Collected data entries:

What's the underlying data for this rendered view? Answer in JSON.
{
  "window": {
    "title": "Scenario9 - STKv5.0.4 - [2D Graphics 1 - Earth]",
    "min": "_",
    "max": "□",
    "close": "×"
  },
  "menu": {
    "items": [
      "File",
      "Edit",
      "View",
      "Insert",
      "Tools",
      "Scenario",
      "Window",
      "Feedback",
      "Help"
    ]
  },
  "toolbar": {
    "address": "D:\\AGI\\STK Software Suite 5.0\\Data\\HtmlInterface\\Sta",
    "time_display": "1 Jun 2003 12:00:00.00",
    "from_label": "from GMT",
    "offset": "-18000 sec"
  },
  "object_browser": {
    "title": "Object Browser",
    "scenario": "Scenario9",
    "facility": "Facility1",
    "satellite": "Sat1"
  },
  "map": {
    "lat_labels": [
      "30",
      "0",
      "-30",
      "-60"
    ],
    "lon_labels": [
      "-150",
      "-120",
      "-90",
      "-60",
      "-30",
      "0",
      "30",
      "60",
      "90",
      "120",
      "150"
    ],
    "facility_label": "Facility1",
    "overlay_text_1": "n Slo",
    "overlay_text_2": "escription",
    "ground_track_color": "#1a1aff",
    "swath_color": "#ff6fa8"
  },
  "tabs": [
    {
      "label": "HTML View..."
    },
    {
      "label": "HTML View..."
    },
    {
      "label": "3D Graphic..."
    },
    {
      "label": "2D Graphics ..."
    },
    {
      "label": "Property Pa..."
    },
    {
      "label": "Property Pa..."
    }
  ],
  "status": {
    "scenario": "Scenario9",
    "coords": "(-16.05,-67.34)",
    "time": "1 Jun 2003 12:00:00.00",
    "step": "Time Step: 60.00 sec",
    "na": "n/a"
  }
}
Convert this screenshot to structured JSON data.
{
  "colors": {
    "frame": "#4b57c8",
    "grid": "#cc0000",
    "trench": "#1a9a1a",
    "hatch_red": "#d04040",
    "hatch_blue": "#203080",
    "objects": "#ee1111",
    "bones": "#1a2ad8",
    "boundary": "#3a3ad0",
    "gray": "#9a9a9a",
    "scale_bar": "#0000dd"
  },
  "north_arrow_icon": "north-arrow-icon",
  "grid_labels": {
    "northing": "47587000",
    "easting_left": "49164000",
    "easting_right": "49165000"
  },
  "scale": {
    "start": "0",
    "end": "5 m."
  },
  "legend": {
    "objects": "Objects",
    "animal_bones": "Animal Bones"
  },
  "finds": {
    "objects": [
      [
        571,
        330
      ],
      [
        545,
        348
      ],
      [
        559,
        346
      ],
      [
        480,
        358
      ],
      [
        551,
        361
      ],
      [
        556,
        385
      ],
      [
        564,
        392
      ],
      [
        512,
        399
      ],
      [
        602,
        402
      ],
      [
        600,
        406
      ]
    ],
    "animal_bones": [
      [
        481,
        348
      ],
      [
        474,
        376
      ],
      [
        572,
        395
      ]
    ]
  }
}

» WHAT IS ASKED
Quote all the records. Keep every word exact.

» TASK RESULT
What's the underlying data for this rendered view? Answer in JSON.
{
  "window": {
    "title": "Scenario9 - STKv5.0.4 - [2D Graphics 1 - Earth]",
    "min": "_",
    "max": "□",
    "close": "×"
  },
  "menu": {
    "items": [
      "File",
      "Edit",
      "View",
      "Insert",
      "Tools",
      "Scenario",
      "Window",
      "Feedback",
      "Help"
    ]
  },
  "toolbar": {
    "address": "D:\\AGI\\STK Software Suite 5.0\\Data\\HtmlInterface\\Sta",
    "time_display": "1 Jun 2003 12:00:00.00",
    "from_label": "from GMT",
    "offset": "-18000 sec"
  },
  "object_browser": {
    "title": "Object Browser",
    "scenario": "Scenario9",
    "facility": "Facility1",
    "satellite": "Sat1"
  },
  "map": {
    "lat_labels": [
      "30",
      "0",
      "-30",
      "-60"
    ],
    "lon_labels": [
      "-150",
      "-120",
      "-90",
      "-60",
      "-30",
      "0",
      "30",
      "60",
      "90",
      "120",
      "150"
    ],
    "facility_label": "Facility1",
    "overlay_text_1": "n Slo",
    "overlay_text_2": "escription",
    "ground_track_color": "#1a1aff",
    "swath_color": "#ff6fa8"
  },
  "tabs": [
    {
      "label": "HTML View..."
    },
    {
      "label": "HTML View..."
    },
    {
      "label": "3D Graphic..."
    },
    {
      "label": "2D Graphics ..."
    },
    {
      "label": "Property Pa..."
    },
    {
      "label": "Property Pa..."
    }
  ],
  "status": {
    "scenario": "Scenario9",
    "coords": "(-16.05,-67.34)",
    "time": "1 Jun 2003 12:00:00.00",
    "step": "Time Step: 60.00 sec",
    "na": "n/a"
  }
}
Convert this screenshot to structured JSON data.
{
  "colors": {
    "frame": "#4b57c8",
    "grid": "#cc0000",
    "trench": "#1a9a1a",
    "hatch_red": "#d04040",
    "hatch_blue": "#203080",
    "objects": "#ee1111",
    "bones": "#1a2ad8",
    "boundary": "#3a3ad0",
    "gray": "#9a9a9a",
    "scale_bar": "#0000dd"
  },
  "north_arrow_icon": "north-arrow-icon",
  "grid_labels": {
    "northing": "47587000",
    "easting_left": "49164000",
    "easting_right": "49165000"
  },
  "scale": {
    "start": "0",
    "end": "5 m."
  },
  "legend": {
    "objects": "Objects",
    "animal_bones": "Animal Bones"
  },
  "finds": {
    "objects": [
      [
        571,
        330
      ],
      [
        545,
        348
      ],
      [
        559,
        346
      ],
      [
        480,
        358
      ],
      [
        551,
        361
      ],
      [
        556,
        385
      ],
      [
        564,
        392
      ],
      [
        512,
        399
      ],
      [
        602,
        402
      ],
      [
        600,
        406
      ]
    ],
    "animal_bones": [
      [
        481,
        348
      ],
      [
        474,
        376
      ],
      [
        572,
        395
      ]
    ]
  }
}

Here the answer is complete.